» Short problem
Write the entries below out again exactly; any picture in them stays out.

» Supplied data
-- -- --

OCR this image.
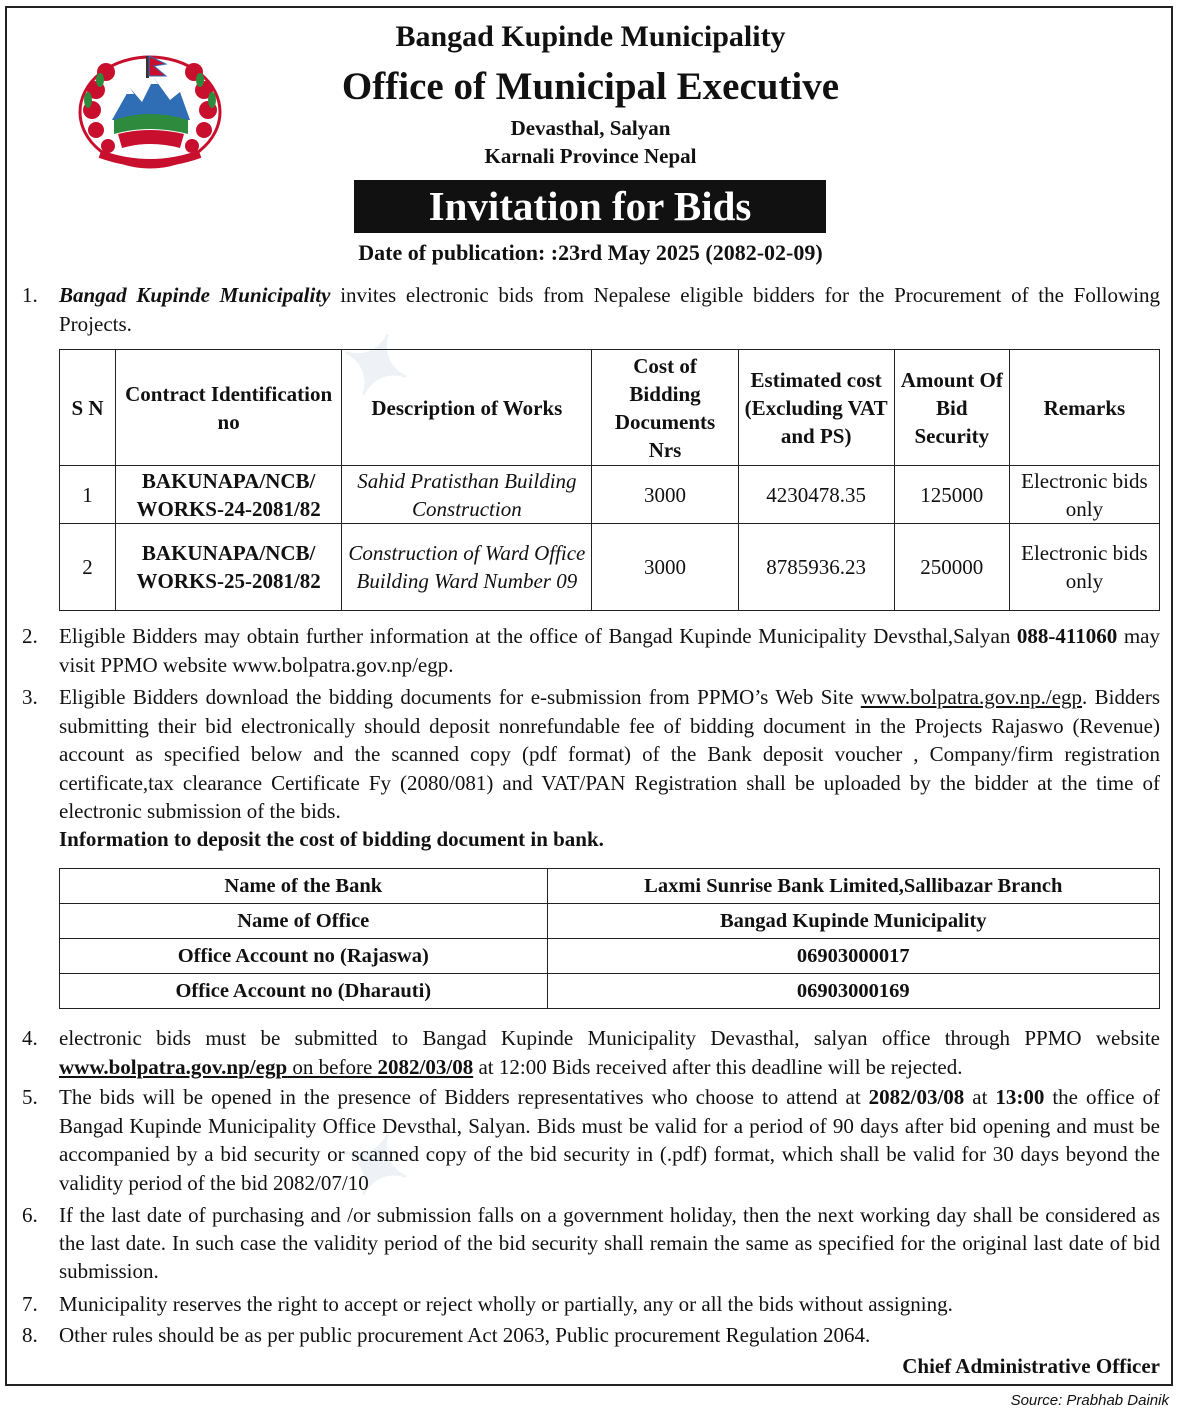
✦
✦
Bangad Kupinde Municipality
Office of Municipal Executive
Devasthal, Salyan
Karnali Province Nepal
Invitation for Bids
Date of publication: :23rd May 2025 (2082-02-09)
1. Bangad Kupinde Municipality invites electronic bids from Nepalese eligible bidders for the Procurement of the Following Projects.
S N	Contract Identification no	Description of Works	Cost of Bidding Documents Nrs	Estimated cost (Excluding VAT and PS)	Amount Of Bid Security	Remarks
1	BAKUNAPA/NCB/ WORKS-24-2081/82	Sahid Pratisthan Building Construction	3000	4230478.35	125000	Electronic bids only
2	BAKUNAPA/NCB/ WORKS-25-2081/82	Construction of Ward Office Building Ward Number 09	3000	8785936.23	250000	Electronic bids only
2. Eligible Bidders may obtain further information at the office of Bangad Kupinde Municipality Devsthal,Salyan 088-411060 may visit PPMO website www.bolpatra.gov.np/egp.
3. Eligible Bidders download the bidding documents for e-submission from PPMO’s Web Site www.bolpatra.gov.np./egp. Bidders submitting their bid electronically should deposit nonrefundable fee of bidding document in the Projects Rajaswo (Revenue) account as specified below and the scanned copy (pdf format) of the Bank deposit voucher , Company/firm registration certificate,tax clearance Certificate Fy (2080/081) and VAT/PAN Registration shall be uploaded by the bidder at the time of electronic submission of the bids.
Information to deposit the cost of bidding document in bank.
Name of the Bank	Laxmi Sunrise Bank Limited,Sallibazar Branch
Name of Office	Bangad Kupinde Municipality
Office Account no (Rajaswa)	06903000017
Office Account no (Dharauti)	06903000169
4. electronic bids must be submitted to Bangad Kupinde Municipality Devasthal, salyan office through PPMO website www.bolpatra.gov.np/egp on before 2082/03/08 at 12:00 Bids received after this deadline will be rejected.
5. The bids will be opened in the presence of Bidders representatives who choose to attend at 2082/03/08 at 13:00 the office of Bangad Kupinde Municipality Office Devsthal, Salyan. Bids must be valid for a period of 90 days after bid opening and must be accompanied by a bid security or scanned copy of the bid security in (.pdf) format, which shall be valid for 30 days beyond the validity period of the bid 2082/07/10
6. If the last date of purchasing and /or submission falls on a government holiday, then the next working day shall be considered as the last date. In such case the validity period of the bid security shall remain the same as specified for the original last date of bid submission.
7. Municipality reserves the right to accept or reject wholly or partially, any or all the bids without assigning.
8. Other rules should be as per public procurement Act 2063, Public procurement Regulation 2064.
Chief Administrative Officer
Source: Prabhab Dainik
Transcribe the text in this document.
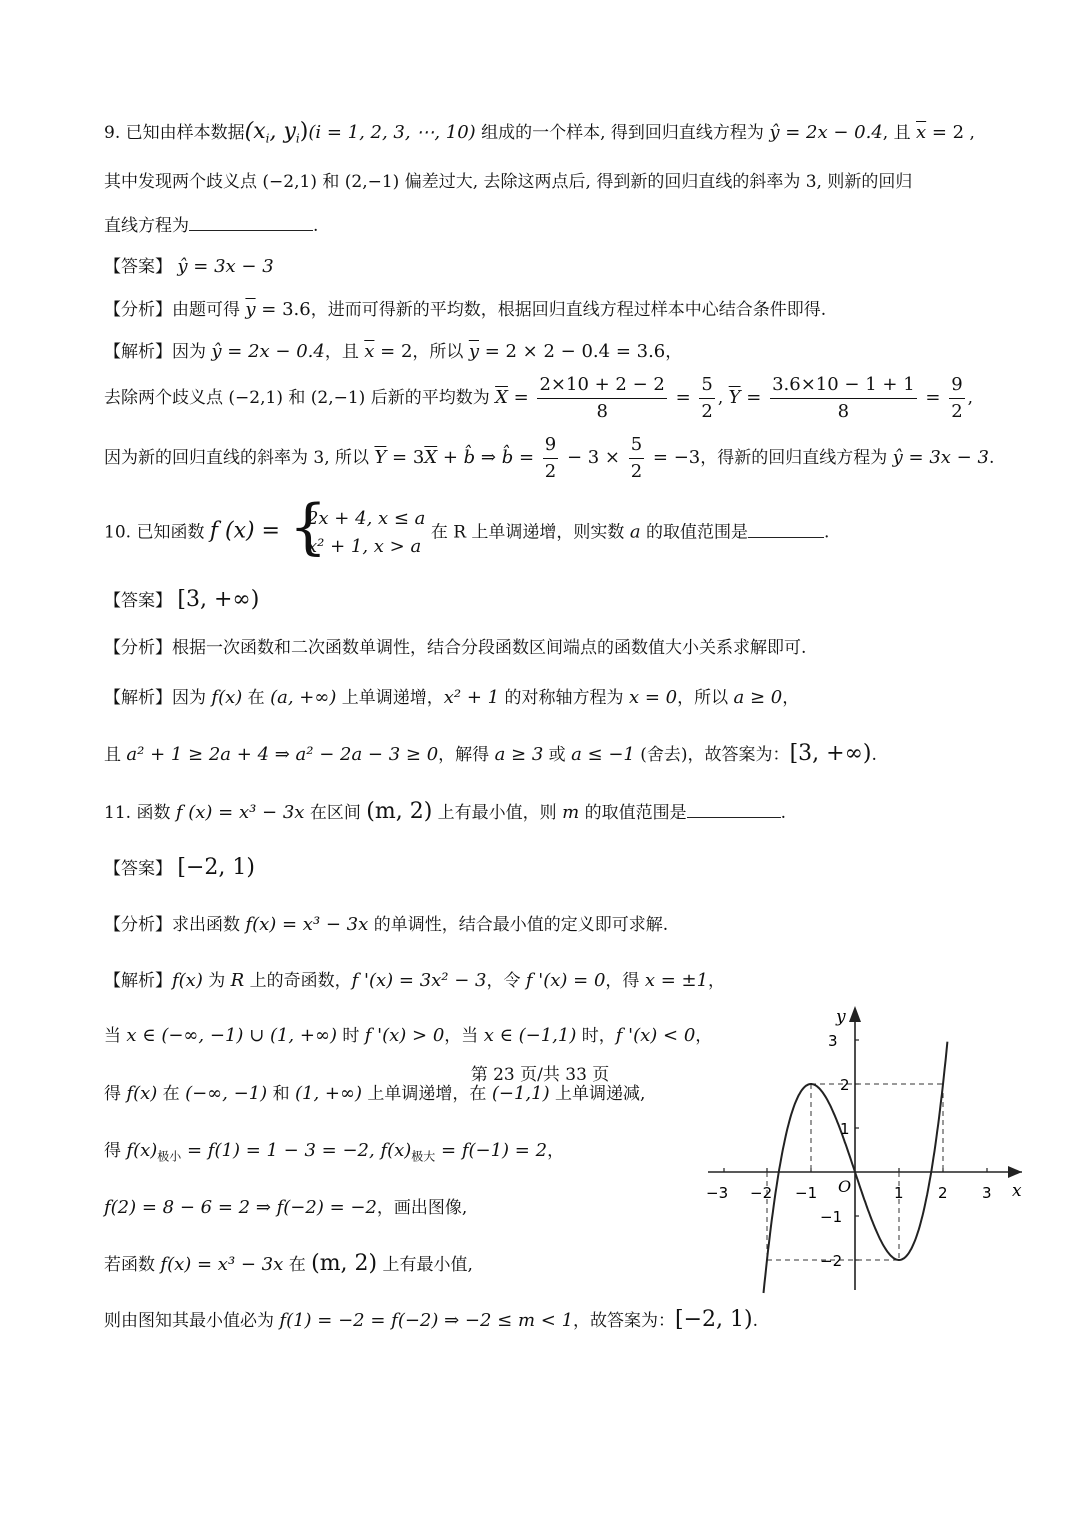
9. 已知由样本数据($x_i$, $y_i)(i = 1$, 2, 3, ⋯, 10) 组成的一个样本, 得到回归直线方程为 ŷ = 2x − 0.4, 且 $\overline{x} = 2$ ,
其中发现两个歧义点 (−2,1) 和 (2,−1) 偏差过大, 去除这两点后, 得到新的回归直线的斜率为 3, 则新的回归
直线方程为	.
【答案】 ŷ = 3x − 3
【分析】由题可得 $\overline{y} = 3.6$，进而可得新的平均数，根据回归直线方程过样本中心结合条件即得.
【解析】因为 ŷ = 2x − 0.4，且 $\overline{x} = 2$，所以 $\overline{y} = 2 \times 2 - 0.4 = 3.6$，
去除两个歧义点 (−2,1) 和 (2,−1) 后新的平均数为 $\overline{X} = \frac{2\times 10 + 2 - 2}{8} = \frac{5}{2}$ , $\overline{Y} = \frac{3.6\times 10 - 1 + 1}{8} = \frac{9}{2}$ ,
因为新的回归直线的斜率为 3, 所以 $\overline{Y} = 3\overline{X}$ + b̂ ⇒ b̂ = $\frac{9}{2} - 3 \times \frac{5}{2} = -3$，得新的回归直线方程为 ŷ = 3x − 3.
10. 已知函数 f (x) = {
2x + 4, x ≤ a
x² + 1, x > a
在 R 上单调递增，则实数 a 的取值范围是	.
【答案】 [3, +∞)
【分析】根据一次函数和二次函数单调性，结合分段函数区间端点的函数值大小关系求解即可.
【解析】因为 f(x) 在 (a, +∞) 上单调递增，x² + 1 的对称轴方程为 x = 0，所以 a ≥ 0，
且 a² + 1 ≥ 2a + 4 ⇒ a² − 2a − 3 ≥ 0，解得 a ≥ 3 或 a ≤ −1 (舍去)，故答案为：[3, +∞).
11. 函数 f (x) = x³ − 3x 在区间 (m, 2) 上有最小值，则 m 的取值范围是	.
【答案】 [−2, 1)
【分析】求出函数 f(x) = x³ − 3x 的单调性，结合最小值的定义即可求解.
【解析】f(x) 为 R 上的奇函数，f '(x) = 3x² − 3，令 f '(x) = 0，得 x = ±1，
当 x ∈ (−∞, −1) ∪ (1, +∞) 时 f '(x) > 0，当 x ∈ (−1,1) 时，f '(x) < 0，
得 f(x) 在 (−∞, −1) 和 (1, +∞) 上单调递增，在 (−1,1) 上单调递减,
得 $f(x)_{极小} = f(1) = 1 - 3 = -2$, $f(x)_{极大} = f(-1) = 2$，
f(2) = 8 − 6 = 2 ⇒ f(−2) = −2，画出图像,
若函数 f(x) = x³ − 3x 在 (m, 2) 上有最小值,
则由图知其最小值必为 f(1) = −2 = f(−2) ⇒ −2 ≤ m < 1，故答案为：[−2, 1).
y
x
O
−3 −2 −1	1 2 3
3
2
1
−1
−2
第 23 页/共 33 页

-- -- --

» The solution
OCR this image.
✦
✦
Bangad Kupinde Municipality
Office of Municipal Executive
Devasthal, Salyan
Karnali Province Nepal
Invitation for Bids
Date of publication: :23rd May 2025 (2082-02-09)
1. Bangad Kupinde Municipality invites electronic bids from Nepalese eligible bidders for the Procurement of the Following Projects.
S N	Contract Identification no	Description of Works	Cost of Bidding Documents Nrs	Estimated cost (Excluding VAT and PS)	Amount Of Bid Security	Remarks
1	BAKUNAPA/NCB/ WORKS-24-2081/82	Sahid Pratisthan Building Construction	3000	4230478.35	125000	Electronic bids only
2	BAKUNAPA/NCB/ WORKS-25-2081/82	Construction of Ward Office Building Ward Number 09	3000	8785936.23	250000	Electronic bids only
2. Eligible Bidders may obtain further information at the office of Bangad Kupinde Municipality Devsthal,Salyan 088-411060 may visit PPMO website www.bolpatra.gov.np/egp.
3. Eligible Bidders download the bidding documents for e-submission from PPMO’s Web Site www.bolpatra.gov.np./egp. Bidders submitting their bid electronically should deposit nonrefundable fee of bidding document in the Projects Rajaswo (Revenue) account as specified below and the scanned copy (pdf format) of the Bank deposit voucher , Company/firm registration certificate,tax clearance Certificate Fy (2080/081) and VAT/PAN Registration shall be uploaded by the bidder at the time of electronic submission of the bids.
Information to deposit the cost of bidding document in bank.
Name of the Bank	Laxmi Sunrise Bank Limited,Sallibazar Branch
Name of Office	Bangad Kupinde Municipality
Office Account no (Rajaswa)	06903000017
Office Account no (Dharauti)	06903000169
4. electronic bids must be submitted to Bangad Kupinde Municipality Devasthal, salyan office through PPMO website www.bolpatra.gov.np/egp on before 2082/03/08 at 12:00 Bids received after this deadline will be rejected.
5. The bids will be opened in the presence of Bidders representatives who choose to attend at 2082/03/08 at 13:00 the office of Bangad Kupinde Municipality Office Devsthal, Salyan. Bids must be valid for a period of 90 days after bid opening and must be accompanied by a bid security or scanned copy of the bid security in (.pdf) format, which shall be valid for 30 days beyond the validity period of the bid 2082/07/10
6. If the last date of purchasing and /or submission falls on a government holiday, then the next working day shall be considered as the last date. In such case the validity period of the bid security shall remain the same as specified for the original last date of bid submission.
7. Municipality reserves the right to accept or reject wholly or partially, any or all the bids without assigning.
8. Other rules should be as per public procurement Act 2063, Public procurement Regulation 2064.
Chief Administrative Officer
Source: Prabhab Dainik
Transcribe the text in this document.
9. 已知由样本数据($x_i$, $y_i)(i = 1$, 2, 3, ⋯, 10) 组成的一个样本, 得到回归直线方程为 ŷ = 2x − 0.4, 且 $\overline{x} = 2$ ,
其中发现两个歧义点 (−2,1) 和 (2,−1) 偏差过大, 去除这两点后, 得到新的回归直线的斜率为 3, 则新的回归
直线方程为	.
【答案】 ŷ = 3x − 3
【分析】由题可得 $\overline{y} = 3.6$，进而可得新的平均数，根据回归直线方程过样本中心结合条件即得.
【解析】因为 ŷ = 2x − 0.4，且 $\overline{x} = 2$，所以 $\overline{y} = 2 \times 2 - 0.4 = 3.6$，
去除两个歧义点 (−2,1) 和 (2,−1) 后新的平均数为 $\overline{X} = \frac{2\times 10 + 2 - 2}{8} = \frac{5}{2}$ , $\overline{Y} = \frac{3.6\times 10 - 1 + 1}{8} = \frac{9}{2}$ ,
因为新的回归直线的斜率为 3, 所以 $\overline{Y} = 3\overline{X}$ + b̂ ⇒ b̂ = $\frac{9}{2} - 3 \times \frac{5}{2} = -3$，得新的回归直线方程为 ŷ = 3x − 3.
10. 已知函数 f (x) = {
2x + 4, x ≤ a
x² + 1, x > a
在 R 上单调递增，则实数 a 的取值范围是	.
【答案】 [3, +∞)
【分析】根据一次函数和二次函数单调性，结合分段函数区间端点的函数值大小关系求解即可.
【解析】因为 f(x) 在 (a, +∞) 上单调递增，x² + 1 的对称轴方程为 x = 0，所以 a ≥ 0，
且 a² + 1 ≥ 2a + 4 ⇒ a² − 2a − 3 ≥ 0，解得 a ≥ 3 或 a ≤ −1 (舍去)，故答案为：[3, +∞).
11. 函数 f (x) = x³ − 3x 在区间 (m, 2) 上有最小值，则 m 的取值范围是	.
【答案】 [−2, 1)
【分析】求出函数 f(x) = x³ − 3x 的单调性，结合最小值的定义即可求解.
【解析】f(x) 为 R 上的奇函数，f '(x) = 3x² − 3，令 f '(x) = 0，得 x = ±1，
当 x ∈ (−∞, −1) ∪ (1, +∞) 时 f '(x) > 0，当 x ∈ (−1,1) 时，f '(x) < 0，
得 f(x) 在 (−∞, −1) 和 (1, +∞) 上单调递增，在 (−1,1) 上单调递减,
得 $f(x)_{极小} = f(1) = 1 - 3 = -2$, $f(x)_{极大} = f(-1) = 2$，
f(2) = 8 − 6 = 2 ⇒ f(−2) = −2，画出图像,
若函数 f(x) = x³ − 3x 在 (m, 2) 上有最小值,
则由图知其最小值必为 f(1) = −2 = f(−2) ⇒ −2 ≤ m < 1，故答案为：[−2, 1).
y
x
O
−3 −2 −1	1 2 3
3
2
1
−1
−2
第 23 页/共 33 页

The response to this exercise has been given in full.